**Problem to solve**
Copy out every record precisely.

Data entries:
** start **

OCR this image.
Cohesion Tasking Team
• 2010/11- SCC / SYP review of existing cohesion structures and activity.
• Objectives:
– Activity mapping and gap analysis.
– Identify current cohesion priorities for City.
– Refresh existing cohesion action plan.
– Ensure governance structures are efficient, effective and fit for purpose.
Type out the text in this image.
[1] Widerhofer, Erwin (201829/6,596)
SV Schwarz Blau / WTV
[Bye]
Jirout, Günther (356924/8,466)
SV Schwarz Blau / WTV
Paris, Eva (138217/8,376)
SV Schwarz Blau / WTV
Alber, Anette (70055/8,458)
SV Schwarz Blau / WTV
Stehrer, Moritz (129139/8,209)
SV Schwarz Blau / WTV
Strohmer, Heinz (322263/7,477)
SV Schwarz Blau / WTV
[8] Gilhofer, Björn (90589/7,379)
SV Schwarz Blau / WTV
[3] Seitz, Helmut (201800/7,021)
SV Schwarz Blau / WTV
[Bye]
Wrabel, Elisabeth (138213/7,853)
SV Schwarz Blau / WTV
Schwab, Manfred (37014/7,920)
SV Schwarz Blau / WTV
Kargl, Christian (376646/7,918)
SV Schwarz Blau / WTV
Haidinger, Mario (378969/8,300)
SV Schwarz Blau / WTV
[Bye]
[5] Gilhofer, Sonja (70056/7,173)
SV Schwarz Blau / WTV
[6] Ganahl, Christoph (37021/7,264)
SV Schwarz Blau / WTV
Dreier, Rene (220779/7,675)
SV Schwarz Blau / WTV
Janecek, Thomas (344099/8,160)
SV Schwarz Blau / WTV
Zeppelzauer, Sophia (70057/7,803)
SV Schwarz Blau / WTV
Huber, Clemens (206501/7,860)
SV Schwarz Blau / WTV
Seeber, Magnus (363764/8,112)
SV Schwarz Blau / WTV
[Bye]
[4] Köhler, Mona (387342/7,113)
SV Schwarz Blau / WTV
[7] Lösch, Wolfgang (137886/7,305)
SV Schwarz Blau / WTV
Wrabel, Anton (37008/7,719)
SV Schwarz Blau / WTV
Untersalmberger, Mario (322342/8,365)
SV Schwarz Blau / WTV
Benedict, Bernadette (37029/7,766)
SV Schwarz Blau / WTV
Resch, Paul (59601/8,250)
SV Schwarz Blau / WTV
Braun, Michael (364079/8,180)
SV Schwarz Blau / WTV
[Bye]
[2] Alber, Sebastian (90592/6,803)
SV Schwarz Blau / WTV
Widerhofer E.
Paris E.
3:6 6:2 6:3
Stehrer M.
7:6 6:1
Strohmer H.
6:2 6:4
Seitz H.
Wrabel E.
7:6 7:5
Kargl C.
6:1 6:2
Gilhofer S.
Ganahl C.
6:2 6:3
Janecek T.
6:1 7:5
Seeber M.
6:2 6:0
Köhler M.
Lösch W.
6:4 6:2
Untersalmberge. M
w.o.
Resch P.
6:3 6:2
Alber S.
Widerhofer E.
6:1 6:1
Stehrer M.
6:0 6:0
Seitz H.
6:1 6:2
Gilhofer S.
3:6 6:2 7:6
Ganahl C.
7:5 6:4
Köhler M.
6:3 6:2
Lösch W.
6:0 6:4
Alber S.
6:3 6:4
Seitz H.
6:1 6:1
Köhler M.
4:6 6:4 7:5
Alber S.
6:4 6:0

** end **

**Output below**
OCR this image.
Cohesion Tasking Team
• 2010/11- SCC / SYP review of existing cohesion structures and activity.
• Objectives:
– Activity mapping and gap analysis.
– Identify current cohesion priorities for City.
– Refresh existing cohesion action plan.
– Ensure governance structures are efficient, effective and fit for purpose.
Type out the text in this image.
[1] Widerhofer, Erwin (201829/6,596)
SV Schwarz Blau / WTV
[Bye]
Jirout, Günther (356924/8,466)
SV Schwarz Blau / WTV
Paris, Eva (138217/8,376)
SV Schwarz Blau / WTV
Alber, Anette (70055/8,458)
SV Schwarz Blau / WTV
Stehrer, Moritz (129139/8,209)
SV Schwarz Blau / WTV
Strohmer, Heinz (322263/7,477)
SV Schwarz Blau / WTV
[8] Gilhofer, Björn (90589/7,379)
SV Schwarz Blau / WTV
[3] Seitz, Helmut (201800/7,021)
SV Schwarz Blau / WTV
[Bye]
Wrabel, Elisabeth (138213/7,853)
SV Schwarz Blau / WTV
Schwab, Manfred (37014/7,920)
SV Schwarz Blau / WTV
Kargl, Christian (376646/7,918)
SV Schwarz Blau / WTV
Haidinger, Mario (378969/8,300)
SV Schwarz Blau / WTV
[Bye]
[5] Gilhofer, Sonja (70056/7,173)
SV Schwarz Blau / WTV
[6] Ganahl, Christoph (37021/7,264)
SV Schwarz Blau / WTV
Dreier, Rene (220779/7,675)
SV Schwarz Blau / WTV
Janecek, Thomas (344099/8,160)
SV Schwarz Blau / WTV
Zeppelzauer, Sophia (70057/7,803)
SV Schwarz Blau / WTV
Huber, Clemens (206501/7,860)
SV Schwarz Blau / WTV
Seeber, Magnus (363764/8,112)
SV Schwarz Blau / WTV
[Bye]
[4] Köhler, Mona (387342/7,113)
SV Schwarz Blau / WTV
[7] Lösch, Wolfgang (137886/7,305)
SV Schwarz Blau / WTV
Wrabel, Anton (37008/7,719)
SV Schwarz Blau / WTV
Untersalmberger, Mario (322342/8,365)
SV Schwarz Blau / WTV
Benedict, Bernadette (37029/7,766)
SV Schwarz Blau / WTV
Resch, Paul (59601/8,250)
SV Schwarz Blau / WTV
Braun, Michael (364079/8,180)
SV Schwarz Blau / WTV
[Bye]
[2] Alber, Sebastian (90592/6,803)
SV Schwarz Blau / WTV
Widerhofer E.
Paris E.
3:6 6:2 6:3
Stehrer M.
7:6 6:1
Strohmer H.
6:2 6:4
Seitz H.
Wrabel E.
7:6 7:5
Kargl C.
6:1 6:2
Gilhofer S.
Ganahl C.
6:2 6:3
Janecek T.
6:1 7:5
Seeber M.
6:2 6:0
Köhler M.
Lösch W.
6:4 6:2
Untersalmberge. M
w.o.
Resch P.
6:3 6:2
Alber S.
Widerhofer E.
6:1 6:1
Stehrer M.
6:0 6:0
Seitz H.
6:1 6:2
Gilhofer S.
3:6 6:2 7:6
Ganahl C.
7:5 6:4
Köhler M.
6:3 6:2
Lösch W.
6:0 6:4
Alber S.
6:3 6:4
Seitz H.
6:1 6:1
Köhler M.
4:6 6:4 7:5
Alber S.
6:4 6:0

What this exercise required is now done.